● EXERCISE PROMPT:
Write what comes next in the article on the Renewal program for struggling schools, picking up after its last sentence.

● SELECTED TEXT:
===

The changes proposed Monday, which still must be approved by an oversight panel during its meeting in February, amount to an acknowledgement that it was not enough to turn around some of the city’s most struggling schools. De Blasio has said from the program’s unveiling that he would consider shuttering schools that failed to improve despite the help.
The closures and mergers would leave 46 schools in the turnaround program, which started with 94 schools in 2014 and now includes 78.
While the Renewal program was originally cast as an intensive three-year intervention, the remaining schools will be entering their fourth year in the program — and Fariña suggested it could extend for even longer.
“We’re not giving up on it at all,” she said.
But the city isn’t adding more schools to the program. While observers suspect the program’s huge price tag could be a factor, Fariña pointed to broader initiatives meant to infuse schools citywide with literacy coaches, Advanced Placement courses, and computer science.
“We expect that to make a big difference,” she said.
Evidence of the Renewal program’s success has been mixed. Schools have made only modest gains in test scores and graduation rates, researchers have found, while continuing to struggle with low enrollment and high turnover among principals and teachers.
Aaron Pallas, a professor at Teachers College who has followed Renewal closely, says that record raises an important question: What will the city do differently at the remaining schools?
“The schools that remain in Renewal are the ones I call the ‘hard cases’: These are schools that have not been making progress in the same ways others have,” he said.
Renewal officials and superintendents will soon ramp up their presence in the remaining schools, which will be expected to hit specific goals by next November, officials said.
While Monday’s announcement was de Blasio’s biggest school shake-up to date, the administration did close nine schools before the program reached the three-year mark this November. It also merged several other schools with ones that tended to be slightly higher performing. In the past, some school communities have mounted mostly unsuccessful campaigns to delay or stop the closure process, while others have been silent.
Families in the affected schools will receive letters about the proposals and personal phone calls Monday, officials said. The department’s enrollment office would work individually with the students to make sure they land in high-performing schools, they said — a difficult task once the traditional high school application deadlines have passed.
Officials said teachers would also receive help finding new placements. However, it’s likely that some will end up in the pool of teachers who lack permanent positions and act as roving substitutes — a costly group that the de Blasio administration has been trying to shrink.
In some cases, the education department is planning to open new schools in the place of the shuttered campuses, much like it did with J.H.S. 162 Lola Rodriguez de Tio in the Bronx, which closed in 2016 and saw I.S. 584 open in its place this fall.
The city’s teachers union, generally an ally of de Blasio, did not comment directly on the city’s plan to close schools — a policy it fought forcefully under former Mayor Michael Bloomberg. United Federation of Teachers head Michael Mulgrew blamed poor leadership, as evidenced by teacher turnover, for the schools’ potential demise in a statement.
“No matter how serious the challenges, if the leadership of a school is good, teachers will stay. If it isn’t, they leave,” Mulgrew said.

===

● GIVEN ENTRIES:
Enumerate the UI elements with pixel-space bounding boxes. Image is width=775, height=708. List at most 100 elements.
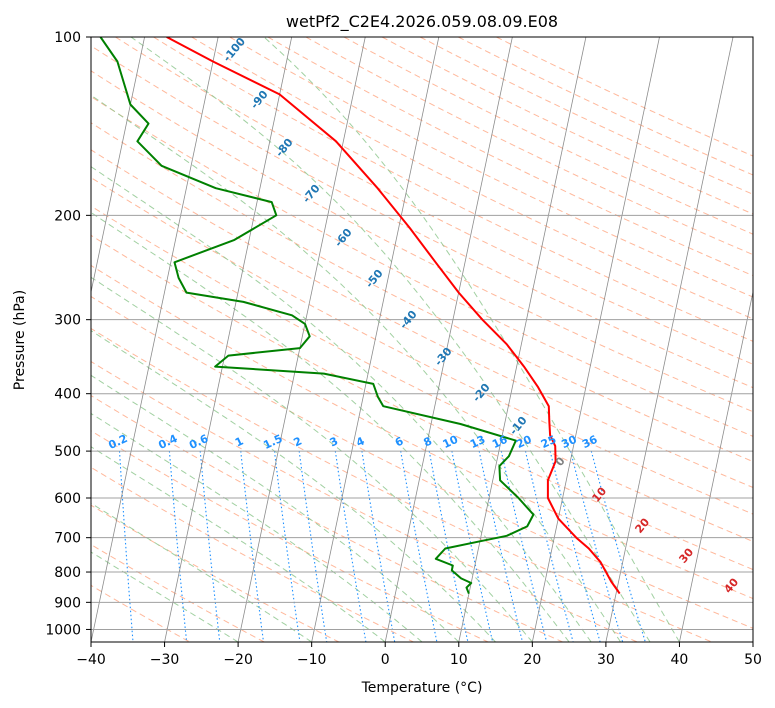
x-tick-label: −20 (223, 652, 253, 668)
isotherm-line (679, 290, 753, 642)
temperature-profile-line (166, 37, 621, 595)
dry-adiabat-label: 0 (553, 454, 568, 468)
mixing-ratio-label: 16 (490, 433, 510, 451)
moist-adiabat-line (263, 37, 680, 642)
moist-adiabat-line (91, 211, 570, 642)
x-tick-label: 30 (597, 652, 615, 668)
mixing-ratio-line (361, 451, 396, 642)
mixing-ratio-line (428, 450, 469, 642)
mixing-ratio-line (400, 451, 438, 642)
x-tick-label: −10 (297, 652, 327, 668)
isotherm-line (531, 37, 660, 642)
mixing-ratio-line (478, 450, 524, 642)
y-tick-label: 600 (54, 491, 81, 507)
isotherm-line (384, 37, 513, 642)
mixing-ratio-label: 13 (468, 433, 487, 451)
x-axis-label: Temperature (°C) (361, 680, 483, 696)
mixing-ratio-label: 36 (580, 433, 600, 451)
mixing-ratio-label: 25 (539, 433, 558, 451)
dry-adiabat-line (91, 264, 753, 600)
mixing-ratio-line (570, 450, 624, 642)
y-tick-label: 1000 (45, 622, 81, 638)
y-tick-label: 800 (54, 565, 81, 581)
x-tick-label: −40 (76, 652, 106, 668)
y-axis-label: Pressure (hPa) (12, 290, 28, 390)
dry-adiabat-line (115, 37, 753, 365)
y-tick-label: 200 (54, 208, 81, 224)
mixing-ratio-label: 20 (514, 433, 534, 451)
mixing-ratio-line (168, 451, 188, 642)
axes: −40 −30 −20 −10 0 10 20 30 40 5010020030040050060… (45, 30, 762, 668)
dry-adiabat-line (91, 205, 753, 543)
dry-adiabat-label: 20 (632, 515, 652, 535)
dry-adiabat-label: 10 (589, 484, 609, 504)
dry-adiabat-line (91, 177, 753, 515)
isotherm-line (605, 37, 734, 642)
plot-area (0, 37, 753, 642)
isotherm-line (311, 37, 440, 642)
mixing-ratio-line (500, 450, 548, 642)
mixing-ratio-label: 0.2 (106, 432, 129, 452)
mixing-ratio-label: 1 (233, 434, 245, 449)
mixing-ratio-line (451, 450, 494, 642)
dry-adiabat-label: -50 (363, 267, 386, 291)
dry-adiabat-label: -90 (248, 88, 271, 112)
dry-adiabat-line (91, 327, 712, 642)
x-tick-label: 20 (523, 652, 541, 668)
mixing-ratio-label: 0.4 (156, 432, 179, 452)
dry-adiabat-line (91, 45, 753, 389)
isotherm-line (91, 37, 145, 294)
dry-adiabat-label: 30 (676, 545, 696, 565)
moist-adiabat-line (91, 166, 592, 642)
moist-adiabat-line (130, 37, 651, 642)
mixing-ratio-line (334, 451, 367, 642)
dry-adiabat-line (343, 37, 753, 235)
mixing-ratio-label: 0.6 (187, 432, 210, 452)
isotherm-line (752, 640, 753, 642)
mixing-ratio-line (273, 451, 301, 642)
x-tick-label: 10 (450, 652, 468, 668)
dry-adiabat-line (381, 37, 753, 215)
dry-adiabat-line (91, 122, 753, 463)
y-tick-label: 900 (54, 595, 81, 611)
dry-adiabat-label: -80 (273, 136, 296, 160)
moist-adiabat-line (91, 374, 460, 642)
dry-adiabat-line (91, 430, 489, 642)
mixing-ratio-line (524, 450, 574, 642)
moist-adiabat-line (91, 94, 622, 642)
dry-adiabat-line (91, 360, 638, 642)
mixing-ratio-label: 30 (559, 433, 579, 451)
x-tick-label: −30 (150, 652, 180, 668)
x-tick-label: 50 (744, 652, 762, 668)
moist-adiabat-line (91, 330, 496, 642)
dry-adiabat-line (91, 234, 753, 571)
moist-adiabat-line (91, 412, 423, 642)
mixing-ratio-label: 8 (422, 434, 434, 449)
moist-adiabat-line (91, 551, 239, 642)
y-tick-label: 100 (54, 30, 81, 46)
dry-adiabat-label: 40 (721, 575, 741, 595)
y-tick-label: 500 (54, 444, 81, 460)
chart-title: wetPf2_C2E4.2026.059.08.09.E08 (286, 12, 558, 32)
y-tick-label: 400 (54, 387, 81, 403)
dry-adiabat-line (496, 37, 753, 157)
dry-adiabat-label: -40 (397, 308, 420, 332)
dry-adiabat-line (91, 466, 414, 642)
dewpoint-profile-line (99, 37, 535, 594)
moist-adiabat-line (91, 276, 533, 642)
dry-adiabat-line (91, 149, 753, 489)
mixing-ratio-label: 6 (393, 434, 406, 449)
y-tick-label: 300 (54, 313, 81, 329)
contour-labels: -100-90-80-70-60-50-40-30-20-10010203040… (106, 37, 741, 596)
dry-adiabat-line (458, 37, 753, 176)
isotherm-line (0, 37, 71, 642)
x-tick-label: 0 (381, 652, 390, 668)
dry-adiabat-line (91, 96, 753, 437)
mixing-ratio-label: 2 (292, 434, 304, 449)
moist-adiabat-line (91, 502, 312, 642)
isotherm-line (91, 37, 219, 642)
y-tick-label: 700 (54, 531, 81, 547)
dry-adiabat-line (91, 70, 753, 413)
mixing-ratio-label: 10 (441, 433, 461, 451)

===

● WRITTEN REPLY:
The United Federation of Teachers said half of the positions at new schools must be reserved for educators from the closed campuses. Fariña sounded a note of caution on Monday, noting that “nowhere near” that many teachers at I.S. 584 came from its predecessor, for example. (That could be due to teachers not applying to the new school or not having licenses that qualify them for the open positions, according to the union.)
Even as the city seeks to shutter schools in the $582 million Renewal program that have made insufficient progress since the program started, it is also creating a new pathway for improving schools to graduate out of the program. Twenty-one schools that have made academic and attendance gains will leave the Renewal program at the end of the academic year and become “Rise” schools, freeing them from intense oversight by the education department.
The nine Renewal schools the city plans to close are:
- P.S. 50 Vito Marcantonio (District 4)
- Coalition School for Social Change (District 4)
- High School for Health Careers and Sciences (District 6)
- New Explorers High School (District 7)
- Urban Science Academy (District 9)
- P.S. 92 Bronx School (District 12)
- Brooklyn Collegiate: A College Board School (District 23)
- P.S./M.S. 42 R. Vernam (District 27)
- M.S. 53 Brian Piccolo (District 27)
The five other schools the city plans to close are:
- KAPPA IV (District 5)
- Academy for Social Action (District 5)
- Felisa Rincon de Gautier Institute (District 8)
- Urban Assembly School for Wildlife Conservation (District 12)
- Eubie Blake School (District 16)
The schools the city plans to merge are:
- Holcombe L. Rucker School of Community (District 8), becoming part of Longwood Preparatory Academy, another Renewal school
- Entrada Academy (District 12) into Accion Academy
- Middle School of Marketing and Legal Studies (District 18) into East Flatbush Community and Research School
- Middle school grades of Gregory Jocko Jackson School (District 23) into Brownsville Collaborative Middle School
Alex Zimmerman contributed reporting.
Correction: An earlier version of this story cited an incorrect number of students — over 4,500 — who are affected by the closures. In fact, 3,950 students currently attend the 14 schools that the city has proposed closing. Just over 4,500 students attended the schools last academic year.